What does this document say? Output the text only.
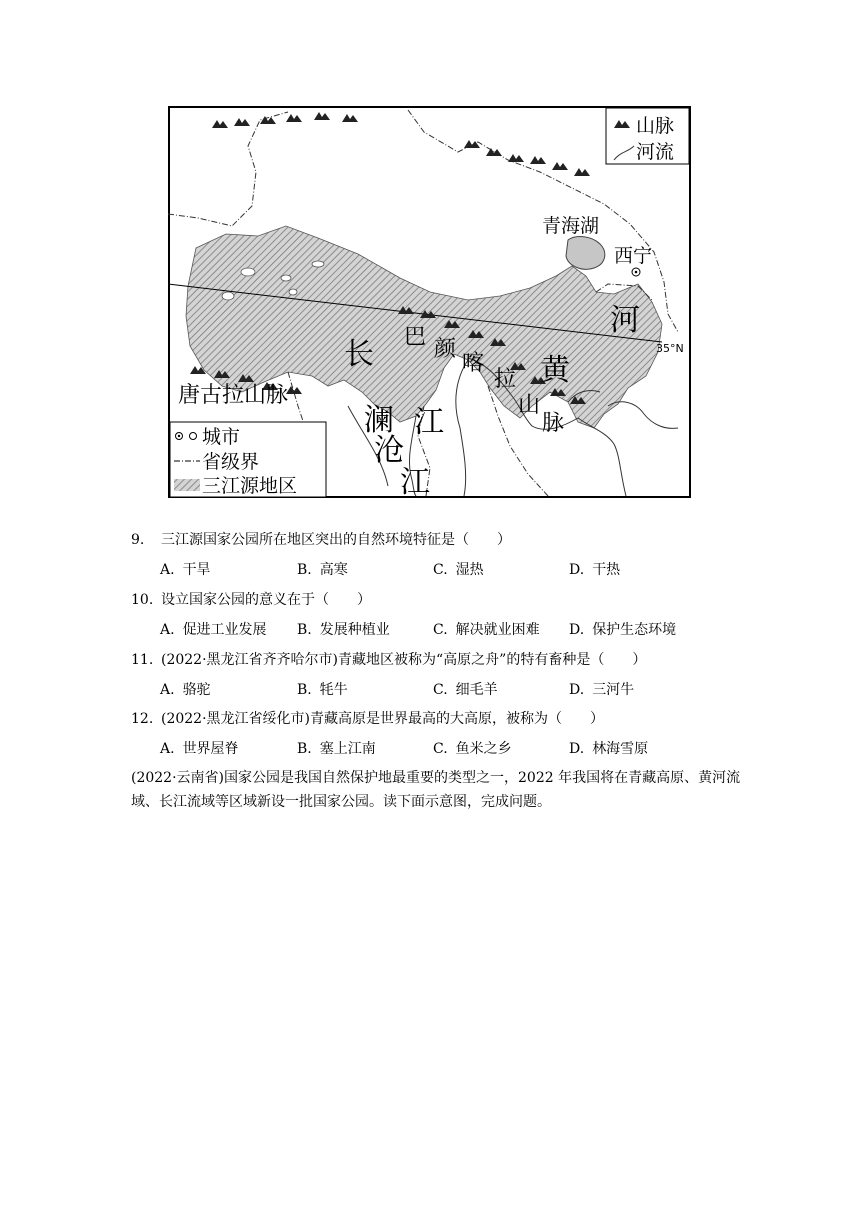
35°N
山脉
河流
城市
省级界
三江源地区
青海湖
西宁
河
黄
长
江
澜
沧
江
巴 颜
喀
拉
山
脉
唐古拉山脉
9. 三江源国家公园所在地区突出的自然环境特征是（　　）
A. 干旱	B. 高寒	C. 湿热	D. 干热
10. 设立国家公园的意义在于（　　）
A. 促进工业发展 B. 发展种植业	C. 解决就业困难 D. 保护生态环境
11. (2022·黑龙江省齐齐哈尔市)青藏地区被称为“高原之舟”的特有畜种是（　　）
A. 骆驼	B. 牦牛	C. 细毛羊	D. 三河牛
12. (2022·黑龙江省绥化市)青藏高原是世界最高的大高原，被称为（　　）
A. 世界屋脊	B. 塞上江南	C. 鱼米之乡	D. 林海雪原
(2022·云南省)国家公园是我国自然保护地最重要的类型之一，2022 年我国将在青藏高原、黄河流域、长江流域等区域新设一批国家公园。读下面示意图，完成问题。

- AIM OF THE EXERCISE:
Reproduce the material above verbatim; omit every picture.

- FINISHED EXERCISE:
What does this document say? Output the text only.
35°N
山脉
河流
城市
省级界
三江源地区
青海湖
西宁
河
黄
长
江
澜
沧
江
巴 颜
喀
拉
山
脉
唐古拉山脉
9. 三江源国家公园所在地区突出的自然环境特征是（　　）
A. 干旱	B. 高寒	C. 湿热	D. 干热
10. 设立国家公园的意义在于（　　）
A. 促进工业发展 B. 发展种植业	C. 解决就业困难 D. 保护生态环境
11. (2022·黑龙江省齐齐哈尔市)青藏地区被称为“高原之舟”的特有畜种是（　　）
A. 骆驼	B. 牦牛	C. 细毛羊	D. 三河牛
12. (2022·黑龙江省绥化市)青藏高原是世界最高的大高原，被称为（　　）
A. 世界屋脊	B. 塞上江南	C. 鱼米之乡	D. 林海雪原
(2022·云南省)国家公园是我国自然保护地最重要的类型之一，2022 年我国将在青藏高原、黄河流域、长江流域等区域新设一批国家公园。读下面示意图，完成问题。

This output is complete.